Reproduce every item below word for word, keeping each line unchanged and in its original order.
==================================================
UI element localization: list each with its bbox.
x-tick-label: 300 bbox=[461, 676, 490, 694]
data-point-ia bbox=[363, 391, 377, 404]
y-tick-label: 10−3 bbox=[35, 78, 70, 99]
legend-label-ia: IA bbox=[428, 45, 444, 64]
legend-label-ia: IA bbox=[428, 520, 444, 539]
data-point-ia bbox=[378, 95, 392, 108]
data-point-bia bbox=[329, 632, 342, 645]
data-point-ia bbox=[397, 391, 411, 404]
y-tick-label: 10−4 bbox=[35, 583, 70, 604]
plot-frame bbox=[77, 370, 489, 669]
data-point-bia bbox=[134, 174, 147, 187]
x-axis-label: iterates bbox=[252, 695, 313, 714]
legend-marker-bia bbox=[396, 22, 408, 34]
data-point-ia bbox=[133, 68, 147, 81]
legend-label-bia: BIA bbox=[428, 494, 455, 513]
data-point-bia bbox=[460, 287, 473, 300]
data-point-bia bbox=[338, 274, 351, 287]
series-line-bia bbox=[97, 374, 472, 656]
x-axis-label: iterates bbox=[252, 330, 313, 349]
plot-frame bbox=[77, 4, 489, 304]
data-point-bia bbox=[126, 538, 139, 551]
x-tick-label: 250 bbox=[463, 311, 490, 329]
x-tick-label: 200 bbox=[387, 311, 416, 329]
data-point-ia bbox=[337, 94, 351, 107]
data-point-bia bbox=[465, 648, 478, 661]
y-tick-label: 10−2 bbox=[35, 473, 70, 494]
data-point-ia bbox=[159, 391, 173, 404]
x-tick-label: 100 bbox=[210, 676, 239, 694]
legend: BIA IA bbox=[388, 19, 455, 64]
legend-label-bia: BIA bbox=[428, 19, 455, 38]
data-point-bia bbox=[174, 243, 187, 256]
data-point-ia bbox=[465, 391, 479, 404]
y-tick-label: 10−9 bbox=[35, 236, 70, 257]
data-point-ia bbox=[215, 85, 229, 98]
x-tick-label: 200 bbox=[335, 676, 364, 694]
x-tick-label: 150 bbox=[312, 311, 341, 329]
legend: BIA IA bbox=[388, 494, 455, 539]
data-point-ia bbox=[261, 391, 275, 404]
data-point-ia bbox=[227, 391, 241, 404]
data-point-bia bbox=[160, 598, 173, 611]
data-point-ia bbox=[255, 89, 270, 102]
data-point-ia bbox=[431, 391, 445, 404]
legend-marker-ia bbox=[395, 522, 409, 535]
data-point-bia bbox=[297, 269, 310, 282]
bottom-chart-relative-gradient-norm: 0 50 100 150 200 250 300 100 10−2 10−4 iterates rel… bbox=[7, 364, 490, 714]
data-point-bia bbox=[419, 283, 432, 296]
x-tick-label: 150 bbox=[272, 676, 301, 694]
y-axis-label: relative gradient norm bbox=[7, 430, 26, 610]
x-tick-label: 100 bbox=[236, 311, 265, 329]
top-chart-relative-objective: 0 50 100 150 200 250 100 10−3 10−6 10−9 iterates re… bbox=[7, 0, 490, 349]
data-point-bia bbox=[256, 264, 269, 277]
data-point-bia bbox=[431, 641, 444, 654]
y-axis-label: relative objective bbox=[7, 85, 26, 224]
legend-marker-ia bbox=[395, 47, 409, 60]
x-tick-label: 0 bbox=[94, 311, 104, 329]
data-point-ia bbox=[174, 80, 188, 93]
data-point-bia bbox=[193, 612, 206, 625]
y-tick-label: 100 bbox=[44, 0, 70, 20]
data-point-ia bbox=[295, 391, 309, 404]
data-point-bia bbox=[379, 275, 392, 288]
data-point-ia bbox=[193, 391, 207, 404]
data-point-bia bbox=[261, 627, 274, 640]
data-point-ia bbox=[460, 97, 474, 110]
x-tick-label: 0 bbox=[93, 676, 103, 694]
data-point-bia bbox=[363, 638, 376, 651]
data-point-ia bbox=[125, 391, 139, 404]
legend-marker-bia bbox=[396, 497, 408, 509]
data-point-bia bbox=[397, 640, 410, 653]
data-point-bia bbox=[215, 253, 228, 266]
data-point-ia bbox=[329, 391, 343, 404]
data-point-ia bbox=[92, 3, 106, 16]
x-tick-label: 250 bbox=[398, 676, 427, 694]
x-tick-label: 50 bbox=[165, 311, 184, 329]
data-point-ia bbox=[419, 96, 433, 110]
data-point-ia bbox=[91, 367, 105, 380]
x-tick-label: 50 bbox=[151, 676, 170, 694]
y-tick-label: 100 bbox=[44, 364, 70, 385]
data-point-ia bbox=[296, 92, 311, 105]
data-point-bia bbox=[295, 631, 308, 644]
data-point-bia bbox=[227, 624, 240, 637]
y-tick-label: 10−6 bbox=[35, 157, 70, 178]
==================================================
_Result below_:
UI element localization: list each with its bbox.
x-tick-label: 300 bbox=[461, 676, 490, 694]
data-point-ia bbox=[363, 391, 377, 404]
y-tick-label: 10−3 bbox=[35, 78, 70, 99]
legend-label-ia: IA bbox=[428, 45, 444, 64]
legend-label-ia: IA bbox=[428, 520, 444, 539]
data-point-ia bbox=[378, 95, 392, 108]
data-point-bia bbox=[329, 632, 342, 645]
data-point-ia bbox=[397, 391, 411, 404]
y-tick-label: 10−4 bbox=[35, 583, 70, 604]
plot-frame bbox=[77, 370, 489, 669]
data-point-bia bbox=[134, 174, 147, 187]
x-axis-label: iterates bbox=[252, 695, 313, 714]
legend-marker-bia bbox=[396, 22, 408, 34]
data-point-ia bbox=[133, 68, 147, 81]
legend-label-bia: BIA bbox=[428, 494, 455, 513]
data-point-bia bbox=[460, 287, 473, 300]
data-point-bia bbox=[338, 274, 351, 287]
series-line-bia bbox=[97, 374, 472, 656]
x-axis-label: iterates bbox=[252, 330, 313, 349]
plot-frame bbox=[77, 4, 489, 304]
data-point-bia bbox=[126, 538, 139, 551]
x-tick-label: 250 bbox=[463, 311, 490, 329]
x-tick-label: 200 bbox=[387, 311, 416, 329]
data-point-ia bbox=[337, 94, 351, 107]
data-point-bia bbox=[465, 648, 478, 661]
y-tick-label: 10−2 bbox=[35, 473, 70, 494]
data-point-ia bbox=[159, 391, 173, 404]
x-tick-label: 100 bbox=[210, 676, 239, 694]
legend: BIA IA bbox=[388, 19, 455, 64]
legend-label-bia: BIA bbox=[428, 19, 455, 38]
data-point-bia bbox=[174, 243, 187, 256]
data-point-ia bbox=[465, 391, 479, 404]
y-tick-label: 10−9 bbox=[35, 236, 70, 257]
data-point-ia bbox=[215, 85, 229, 98]
x-tick-label: 200 bbox=[335, 676, 364, 694]
x-tick-label: 150 bbox=[312, 311, 341, 329]
legend: BIA IA bbox=[388, 494, 455, 539]
data-point-ia bbox=[261, 391, 275, 404]
data-point-ia bbox=[227, 391, 241, 404]
data-point-bia bbox=[160, 598, 173, 611]
data-point-ia bbox=[255, 89, 270, 102]
data-point-ia bbox=[431, 391, 445, 404]
legend-marker-ia bbox=[395, 522, 409, 535]
data-point-bia bbox=[297, 269, 310, 282]
bottom-chart-relative-gradient-norm: 0 50 100 150 200 250 300 100 10−2 10−4 iterates rel… bbox=[7, 364, 490, 714]
data-point-bia bbox=[419, 283, 432, 296]
x-tick-label: 150 bbox=[272, 676, 301, 694]
y-axis-label: relative gradient norm bbox=[7, 430, 26, 610]
x-tick-label: 100 bbox=[236, 311, 265, 329]
top-chart-relative-objective: 0 50 100 150 200 250 100 10−3 10−6 10−9 iterates re… bbox=[7, 0, 490, 349]
data-point-bia bbox=[256, 264, 269, 277]
data-point-bia bbox=[431, 641, 444, 654]
y-axis-label: relative objective bbox=[7, 85, 26, 224]
legend-marker-ia bbox=[395, 47, 409, 60]
x-tick-label: 0 bbox=[94, 311, 104, 329]
data-point-ia bbox=[174, 80, 188, 93]
data-point-bia bbox=[193, 612, 206, 625]
y-tick-label: 100 bbox=[44, 0, 70, 20]
data-point-ia bbox=[295, 391, 309, 404]
data-point-bia bbox=[379, 275, 392, 288]
data-point-ia bbox=[193, 391, 207, 404]
data-point-bia bbox=[261, 627, 274, 640]
data-point-ia bbox=[460, 97, 474, 110]
x-tick-label: 0 bbox=[93, 676, 103, 694]
data-point-bia bbox=[363, 638, 376, 651]
data-point-ia bbox=[125, 391, 139, 404]
legend-marker-bia bbox=[396, 497, 408, 509]
data-point-bia bbox=[397, 640, 410, 653]
data-point-bia bbox=[215, 253, 228, 266]
data-point-ia bbox=[329, 391, 343, 404]
data-point-ia bbox=[92, 3, 106, 16]
x-tick-label: 250 bbox=[398, 676, 427, 694]
x-tick-label: 50 bbox=[165, 311, 184, 329]
data-point-ia bbox=[419, 96, 433, 110]
data-point-ia bbox=[91, 367, 105, 380]
x-tick-label: 50 bbox=[151, 676, 170, 694]
y-tick-label: 100 bbox=[44, 364, 70, 385]
data-point-ia bbox=[296, 92, 311, 105]
data-point-bia bbox=[295, 631, 308, 644]
data-point-bia bbox=[227, 624, 240, 637]
y-tick-label: 10−6 bbox=[35, 157, 70, 178]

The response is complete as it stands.